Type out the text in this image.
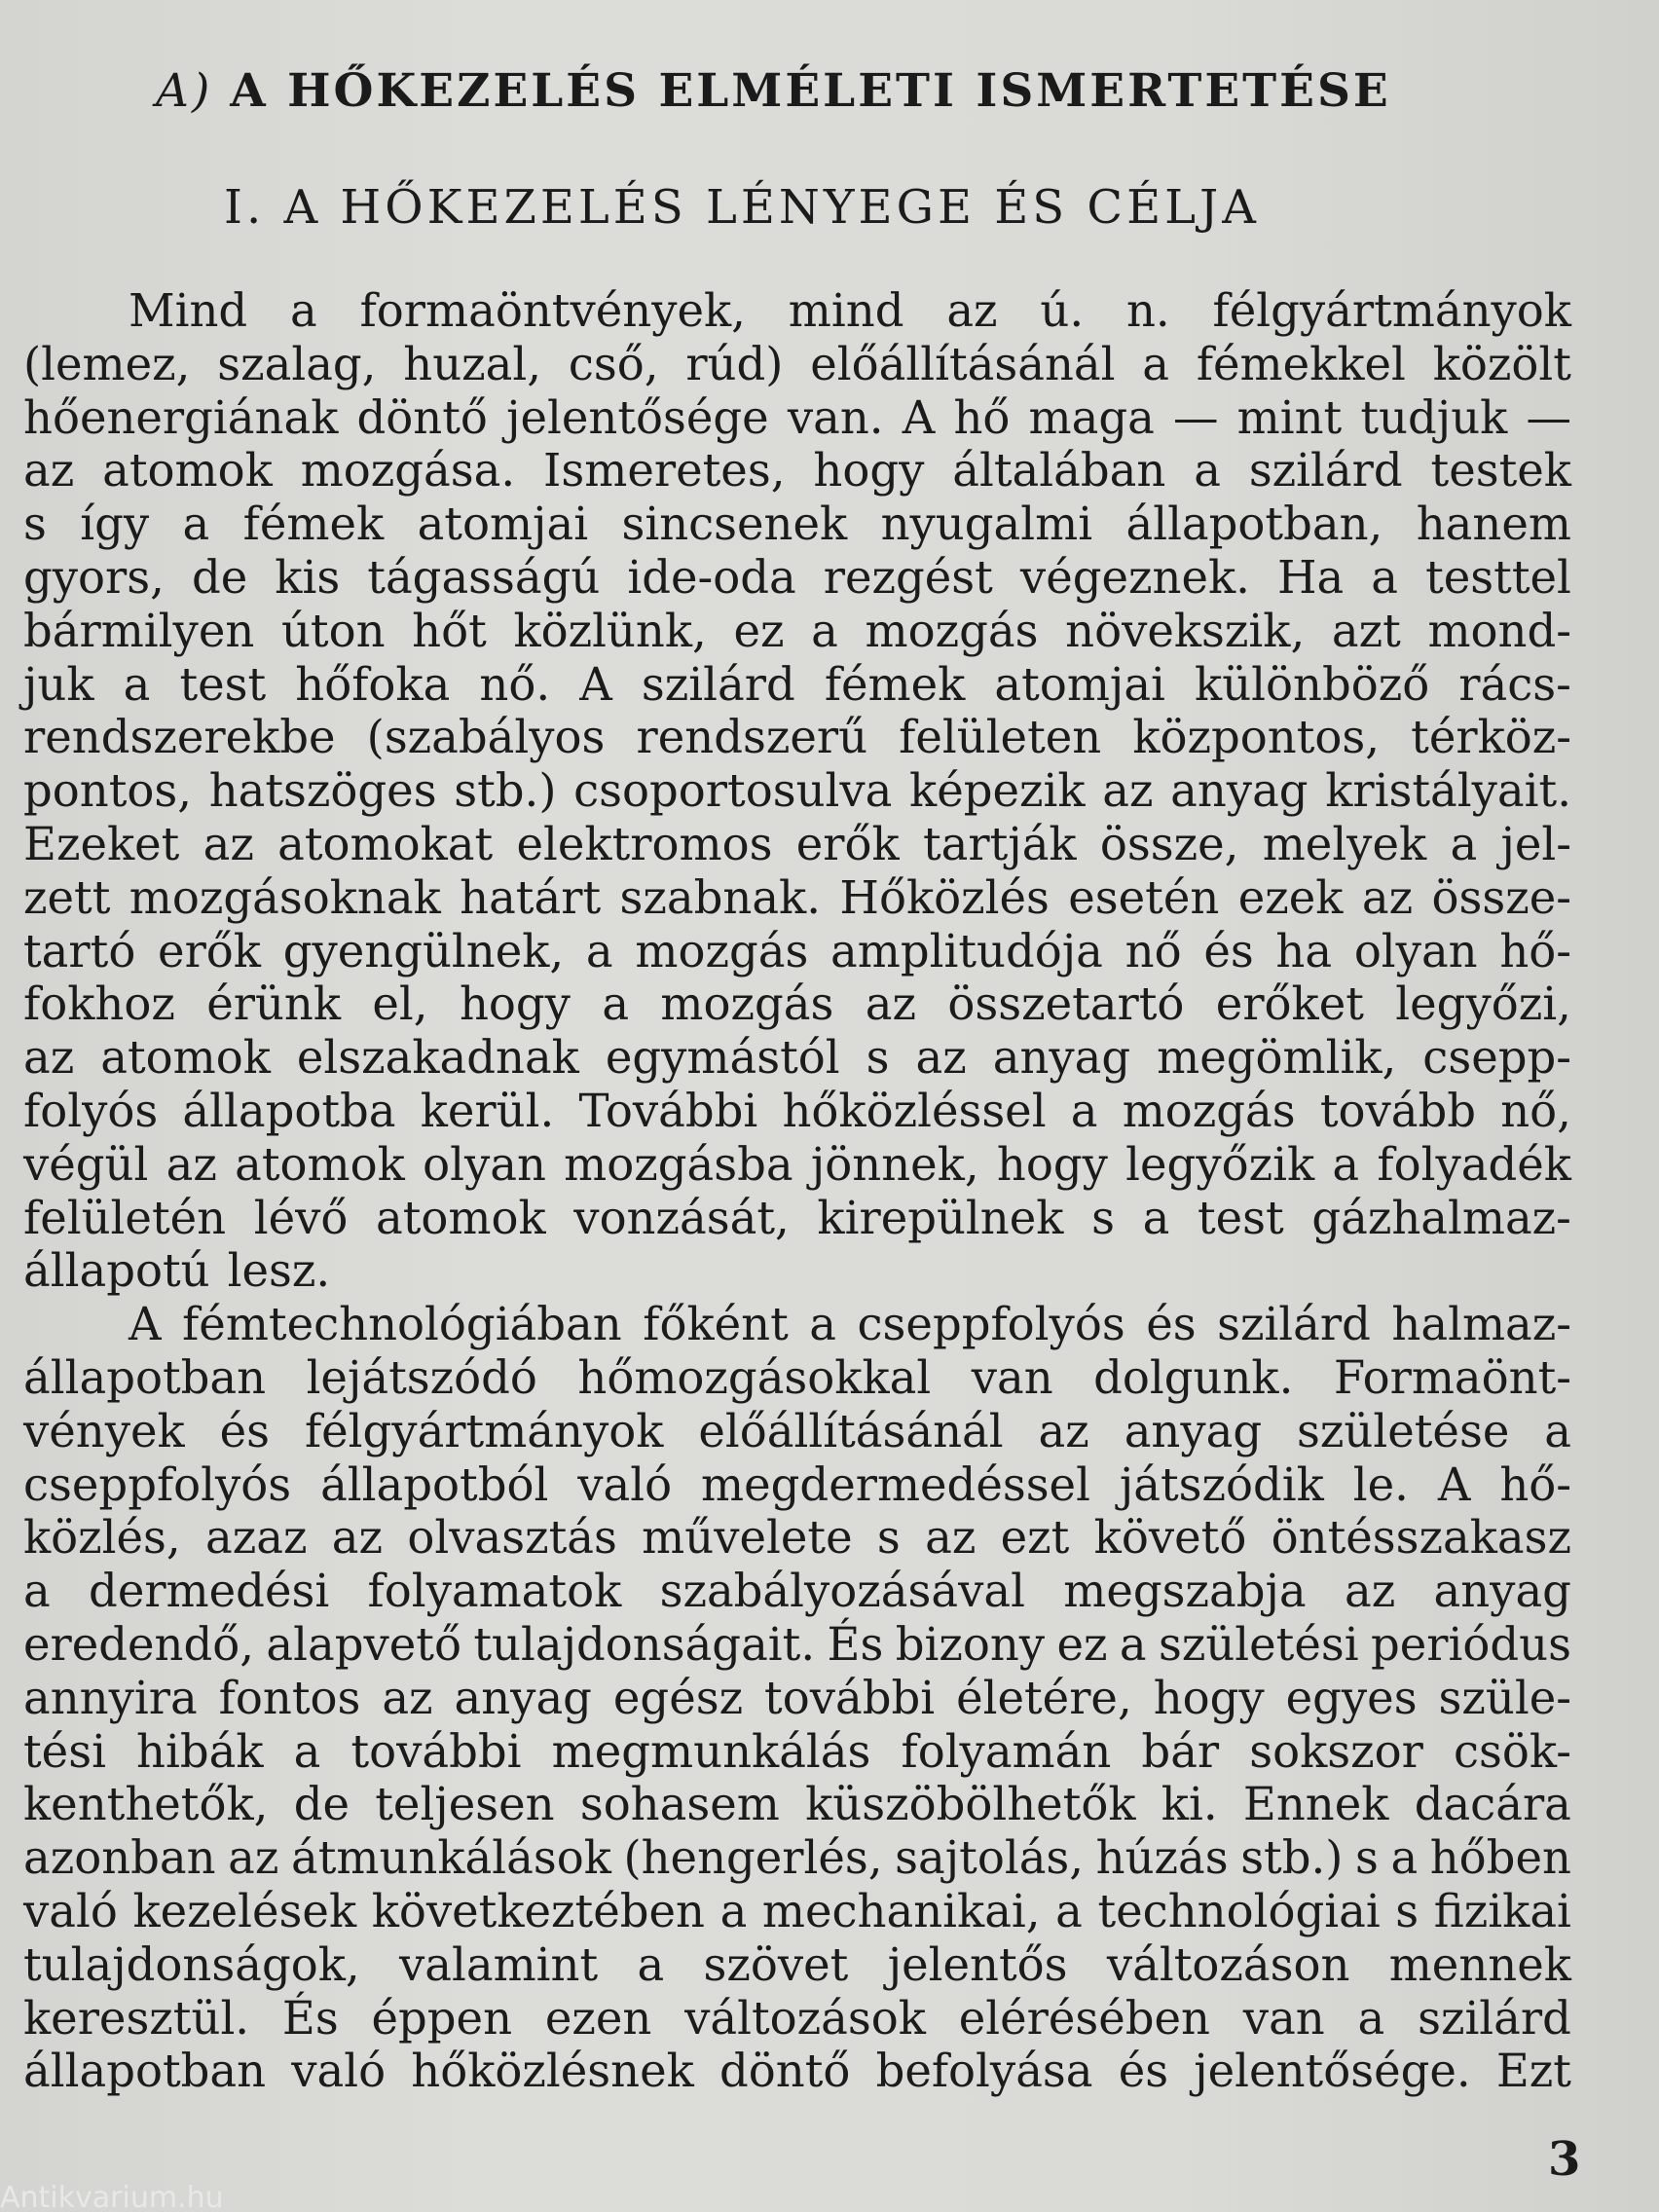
A) A HŐKEZELÉS ELMÉLETI ISMERTETÉSE
I. A HŐKEZELÉS LÉNYEGE ÉS CÉLJA
Mind a formaöntvények, mind az ú. n. félgyártmányok
(lemez, szalag, huzal, cső, rúd) előállításánál a fémekkel közölt
hőenergiának döntő jelentősége van. A hő maga — mint tudjuk —
az atomok mozgása. Ismeretes, hogy általában a szilárd testek
s így a fémek atomjai sincsenek nyugalmi állapotban, hanem
gyors, de kis tágasságú ide-oda rezgést végeznek. Ha a testtel
bármilyen úton hőt közlünk, ez a mozgás növekszik, azt mond-
juk a test hőfoka nő. A szilárd fémek atomjai különböző rács-
rendszerekbe (szabályos rendszerű felületen központos, térköz-
pontos, hatszöges stb.) csoportosulva képezik az anyag kristályait.
Ezeket az atomokat elektromos erők tartják össze, melyek a jel-
zett mozgásoknak határt szabnak. Hőközlés esetén ezek az össze-
tartó erők gyengülnek, a mozgás amplitudója nő és ha olyan hő-
fokhoz érünk el, hogy a mozgás az összetartó erőket legyőzi,
az atomok elszakadnak egymástól s az anyag megömlik, csepp-
folyós állapotba kerül. További hőközléssel a mozgás tovább nő,
végül az atomok olyan mozgásba jönnek, hogy legyőzik a folyadék
felületén lévő atomok vonzását, kirepülnek s a test gázhalmaz-
állapotú lesz.
A fémtechnológiában főként a cseppfolyós és szilárd halmaz-
állapotban lejátszódó hőmozgásokkal van dolgunk. Formaönt-
vények és félgyártmányok előállításánál az anyag születése a
cseppfolyós állapotból való megdermedéssel játszódik le. A hő-
közlés, azaz az olvasztás művelete s az ezt követő öntésszakasz
a dermedési folyamatok szabályozásával megszabja az anyag
eredendő, alapvető tulajdonságait. És bizony ez a születési periódus
annyira fontos az anyag egész további életére, hogy egyes szüle-
tési hibák a további megmunkálás folyamán bár sokszor csök-
kenthetők, de teljesen sohasem küszöbölhetők ki. Ennek dacára
azonban az átmunkálások (hengerlés, sajtolás, húzás stb.) s a hőben
való kezelések következtében a mechanikai, a technológiai s fizikai
tulajdonságok, valamint a szövet jelentős változáson mennek
keresztül. És éppen ezen változások elérésében van a szilárd
állapotban való hőközlésnek döntő befolyása és jelentősége. Ezt
3
Antikvarium.hu
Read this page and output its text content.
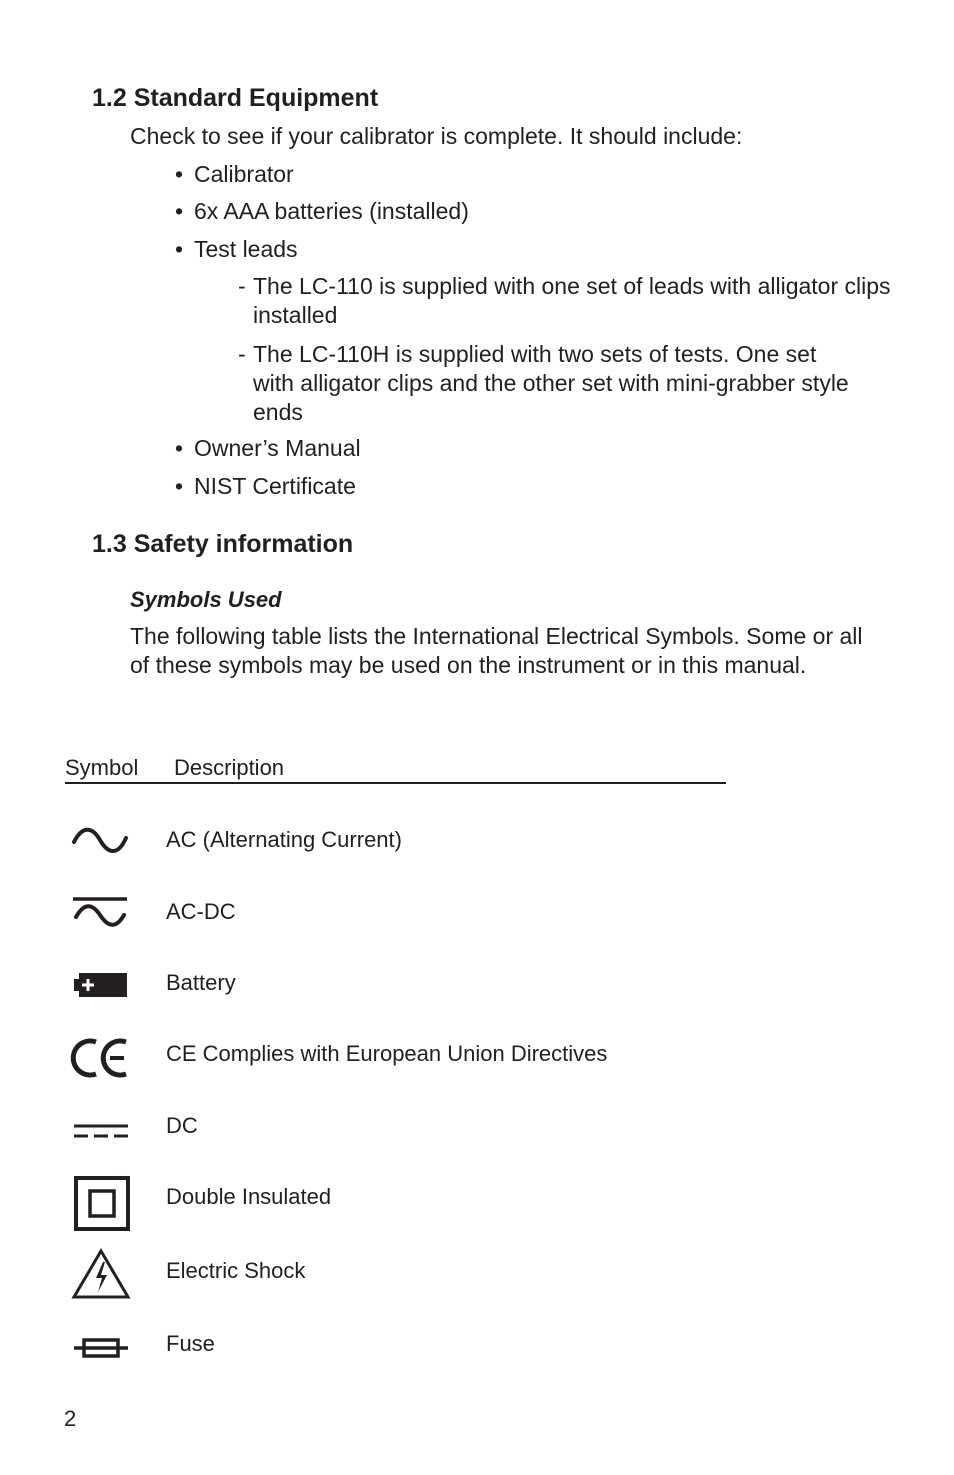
1.2 Standard Equipment
Check to see if your calibrator is complete. It should include:
• Calibrator
• 6x AAA batteries (installed)
• Test leads
- The LC-110 is supplied with one set of leads with alligator clips installed
- The LC-110H is supplied with two sets of tests. One set with alligator clips and the other set with mini-grabber style ends
• Owner’s Manual
• NIST Certificate
1.3 Safety information
Symbols Used
The following table lists the International Electrical Symbols. Some or all of these symbols may be used on the instrument or in this manual.
Symbol Description
AC (Alternating Current)
AC-DC
Battery
CE Complies with European Union Directives
DC
Double Insulated
Electric Shock
Fuse
2
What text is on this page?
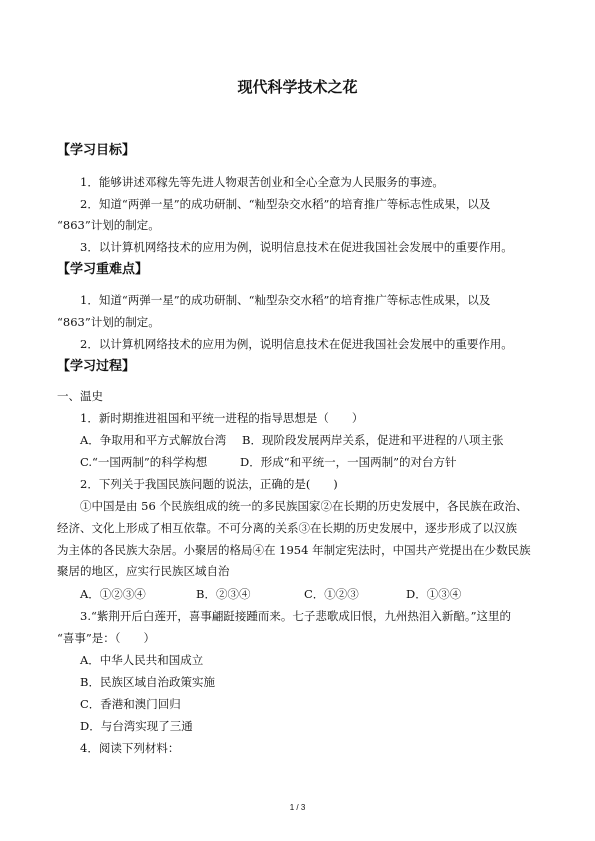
现代科学技术之花
【学习目标】
1．能够讲述邓稼先等先进人物艰苦创业和全心全意为人民服务的事迹。
2．知道“两弹一星”的成功研制、“籼型杂交水稻”的培育推广等标志性成果，以及
“863”计划的制定。
3．以计算机网络技术的应用为例，说明信息技术在促进我国社会发展中的重要作用。
【学习重难点】
1．知道“两弹一星”的成功研制、“籼型杂交水稻”的培育推广等标志性成果，以及
“863”计划的制定。
2．以计算机网络技术的应用为例，说明信息技术在促进我国社会发展中的重要作用。
【学习过程】
一、温史
1．新时期推进祖国和平统一进程的指导思想是（　　）
A．争取用和平方式解放台湾 B．现阶段发展两岸关系，促进和平进程的八项主张
C.“一国两制”的科学构想	D．形成“和平统一，一国两制”的对台方针
2．下列关于我国民族问题的说法，正确的是(　　)
①中国是由 56 个民族组成的统一的多民族国家②在长期的历史发展中，各民族在政治、
经济、文化上形成了相互依靠。不可分离的关系③在长期的历史发展中，逐步形成了以汉族
为主体的各民族大杂居。小聚居的格局④在 1954 年制定宪法时，中国共产党提出在少数民族
聚居的地区，应实行民族区域自治
A．①②③④	B．②③④	C．①②③	D．①③④
3.“紫荆开后白莲开，喜事翩跹接踵而来。七子悲歌成旧恨，九州热泪入新醅。”这里的
“喜事”是：（　　）
A．中华人民共和国成立
B．民族区域自治政策实施
C．香港和澳门回归
D．与台湾实现了三通
4．阅读下列材料：
1 / 3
****************
Brief>
Where a line above contains the word "szilárd", copy that line.

Response to this task>
az atomok mozgása. Ismeretes, hogy általában a szilárd testek
juk a test hőfoka nő. A szilárd fémek atomjai különböző rács-
A fémtechnológiában főként a cseppfolyós és szilárd halmaz-
keresztül. És éppen ezen változások elérésében van a szilárd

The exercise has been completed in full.